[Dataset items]
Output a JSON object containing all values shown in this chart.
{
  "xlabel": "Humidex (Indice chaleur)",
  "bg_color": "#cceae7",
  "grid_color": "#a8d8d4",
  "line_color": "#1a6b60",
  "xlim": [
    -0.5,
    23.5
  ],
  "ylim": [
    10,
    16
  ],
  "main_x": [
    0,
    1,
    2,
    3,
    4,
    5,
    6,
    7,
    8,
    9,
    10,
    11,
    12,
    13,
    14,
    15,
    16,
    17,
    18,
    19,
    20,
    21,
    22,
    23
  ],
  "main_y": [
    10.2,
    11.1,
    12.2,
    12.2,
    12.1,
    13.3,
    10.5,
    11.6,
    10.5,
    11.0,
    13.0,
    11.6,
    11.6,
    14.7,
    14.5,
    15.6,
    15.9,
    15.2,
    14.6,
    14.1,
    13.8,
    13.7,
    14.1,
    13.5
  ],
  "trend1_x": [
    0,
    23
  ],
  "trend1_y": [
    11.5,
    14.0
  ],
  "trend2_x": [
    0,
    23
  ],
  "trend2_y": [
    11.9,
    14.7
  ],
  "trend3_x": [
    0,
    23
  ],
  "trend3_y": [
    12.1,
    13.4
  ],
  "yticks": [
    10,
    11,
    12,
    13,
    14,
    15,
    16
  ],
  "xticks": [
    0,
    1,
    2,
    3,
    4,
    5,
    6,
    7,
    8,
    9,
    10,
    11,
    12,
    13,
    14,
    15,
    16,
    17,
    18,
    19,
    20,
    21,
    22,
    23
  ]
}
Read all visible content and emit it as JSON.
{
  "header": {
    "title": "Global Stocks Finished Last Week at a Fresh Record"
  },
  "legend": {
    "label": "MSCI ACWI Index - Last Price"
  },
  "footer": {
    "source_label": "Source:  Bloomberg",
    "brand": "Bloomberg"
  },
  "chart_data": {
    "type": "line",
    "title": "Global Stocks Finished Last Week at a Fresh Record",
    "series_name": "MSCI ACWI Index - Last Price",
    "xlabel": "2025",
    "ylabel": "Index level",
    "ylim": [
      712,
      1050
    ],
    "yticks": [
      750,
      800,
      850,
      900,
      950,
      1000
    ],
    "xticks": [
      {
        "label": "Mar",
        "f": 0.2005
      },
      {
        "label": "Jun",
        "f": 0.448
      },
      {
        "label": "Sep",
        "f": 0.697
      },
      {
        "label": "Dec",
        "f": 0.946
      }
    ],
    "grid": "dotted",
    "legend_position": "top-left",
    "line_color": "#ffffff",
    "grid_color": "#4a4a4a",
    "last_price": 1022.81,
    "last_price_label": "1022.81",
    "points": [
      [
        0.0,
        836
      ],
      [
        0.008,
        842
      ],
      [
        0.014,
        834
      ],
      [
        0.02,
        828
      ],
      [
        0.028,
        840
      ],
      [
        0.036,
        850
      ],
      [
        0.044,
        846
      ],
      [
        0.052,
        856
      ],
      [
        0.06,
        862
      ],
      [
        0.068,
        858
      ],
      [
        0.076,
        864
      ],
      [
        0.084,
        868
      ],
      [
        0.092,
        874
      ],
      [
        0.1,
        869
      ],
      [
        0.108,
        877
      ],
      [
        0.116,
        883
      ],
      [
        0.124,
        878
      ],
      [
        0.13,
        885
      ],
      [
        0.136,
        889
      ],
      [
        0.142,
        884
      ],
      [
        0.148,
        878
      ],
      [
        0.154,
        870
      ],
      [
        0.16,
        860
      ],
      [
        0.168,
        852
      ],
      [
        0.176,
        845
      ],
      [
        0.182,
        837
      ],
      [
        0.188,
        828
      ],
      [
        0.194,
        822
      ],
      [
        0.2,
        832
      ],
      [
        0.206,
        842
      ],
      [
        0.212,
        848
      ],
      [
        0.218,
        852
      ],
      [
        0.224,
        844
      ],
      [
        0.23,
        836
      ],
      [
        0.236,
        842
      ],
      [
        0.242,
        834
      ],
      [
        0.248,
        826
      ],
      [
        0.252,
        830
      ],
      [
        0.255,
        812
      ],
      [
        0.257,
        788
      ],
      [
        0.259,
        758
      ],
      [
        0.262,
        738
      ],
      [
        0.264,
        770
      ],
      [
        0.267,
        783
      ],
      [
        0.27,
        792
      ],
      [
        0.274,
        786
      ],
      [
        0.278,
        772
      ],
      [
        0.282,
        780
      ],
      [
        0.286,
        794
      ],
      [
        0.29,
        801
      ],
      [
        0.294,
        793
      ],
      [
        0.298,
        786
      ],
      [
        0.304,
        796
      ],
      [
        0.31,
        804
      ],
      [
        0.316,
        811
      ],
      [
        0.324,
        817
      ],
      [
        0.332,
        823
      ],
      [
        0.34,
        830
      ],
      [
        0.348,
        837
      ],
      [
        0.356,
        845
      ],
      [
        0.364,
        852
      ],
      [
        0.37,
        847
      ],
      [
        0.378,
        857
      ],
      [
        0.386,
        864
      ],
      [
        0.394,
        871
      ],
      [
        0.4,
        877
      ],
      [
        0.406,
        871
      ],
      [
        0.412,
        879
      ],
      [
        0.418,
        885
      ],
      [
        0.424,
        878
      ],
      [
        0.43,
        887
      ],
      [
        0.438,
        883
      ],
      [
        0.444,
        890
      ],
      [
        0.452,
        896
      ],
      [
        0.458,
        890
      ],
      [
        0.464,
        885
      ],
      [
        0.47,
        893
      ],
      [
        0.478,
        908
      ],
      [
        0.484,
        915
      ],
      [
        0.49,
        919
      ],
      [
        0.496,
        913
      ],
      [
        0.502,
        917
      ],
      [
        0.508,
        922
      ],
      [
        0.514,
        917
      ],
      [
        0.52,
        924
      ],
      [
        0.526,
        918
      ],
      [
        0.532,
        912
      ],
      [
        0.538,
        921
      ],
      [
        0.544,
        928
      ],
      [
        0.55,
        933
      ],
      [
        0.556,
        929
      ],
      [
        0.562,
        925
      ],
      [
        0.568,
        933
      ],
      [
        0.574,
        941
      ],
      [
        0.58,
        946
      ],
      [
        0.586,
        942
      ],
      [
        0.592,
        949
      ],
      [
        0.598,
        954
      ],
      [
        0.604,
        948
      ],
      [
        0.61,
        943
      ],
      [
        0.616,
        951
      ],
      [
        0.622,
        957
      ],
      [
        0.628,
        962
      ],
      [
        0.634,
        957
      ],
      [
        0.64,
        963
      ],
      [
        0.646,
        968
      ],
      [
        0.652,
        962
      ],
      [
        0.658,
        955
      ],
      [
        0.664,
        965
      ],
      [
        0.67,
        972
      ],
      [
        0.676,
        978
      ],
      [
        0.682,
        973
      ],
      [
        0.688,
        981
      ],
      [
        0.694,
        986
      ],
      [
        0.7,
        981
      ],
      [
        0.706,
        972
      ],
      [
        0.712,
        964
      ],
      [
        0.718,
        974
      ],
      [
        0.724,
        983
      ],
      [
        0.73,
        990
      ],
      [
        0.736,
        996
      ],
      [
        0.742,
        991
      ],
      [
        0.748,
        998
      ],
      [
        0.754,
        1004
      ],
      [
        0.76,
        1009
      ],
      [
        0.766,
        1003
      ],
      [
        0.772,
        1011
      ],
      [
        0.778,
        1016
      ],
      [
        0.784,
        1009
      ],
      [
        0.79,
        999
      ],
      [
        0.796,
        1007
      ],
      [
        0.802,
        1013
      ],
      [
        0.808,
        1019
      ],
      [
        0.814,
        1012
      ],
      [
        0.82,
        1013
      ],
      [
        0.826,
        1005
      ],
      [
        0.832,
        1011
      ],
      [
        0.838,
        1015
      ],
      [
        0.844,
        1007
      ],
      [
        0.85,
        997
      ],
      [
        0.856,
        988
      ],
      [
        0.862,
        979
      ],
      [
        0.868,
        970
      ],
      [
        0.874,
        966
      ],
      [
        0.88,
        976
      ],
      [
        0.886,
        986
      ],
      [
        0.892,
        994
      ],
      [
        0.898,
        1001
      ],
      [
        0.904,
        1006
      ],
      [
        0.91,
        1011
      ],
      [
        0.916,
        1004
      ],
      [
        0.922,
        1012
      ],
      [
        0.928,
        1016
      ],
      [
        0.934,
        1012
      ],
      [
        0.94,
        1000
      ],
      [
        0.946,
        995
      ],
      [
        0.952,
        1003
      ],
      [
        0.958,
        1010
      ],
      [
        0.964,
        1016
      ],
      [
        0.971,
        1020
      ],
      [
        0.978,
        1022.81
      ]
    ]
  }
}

Goal -
Of the lines above, copy each that contains "MSCI".

Completed exercise -
    "label": "MSCI ACWI Index - Last Price"
    "series_name": "MSCI ACWI Index - Last Price",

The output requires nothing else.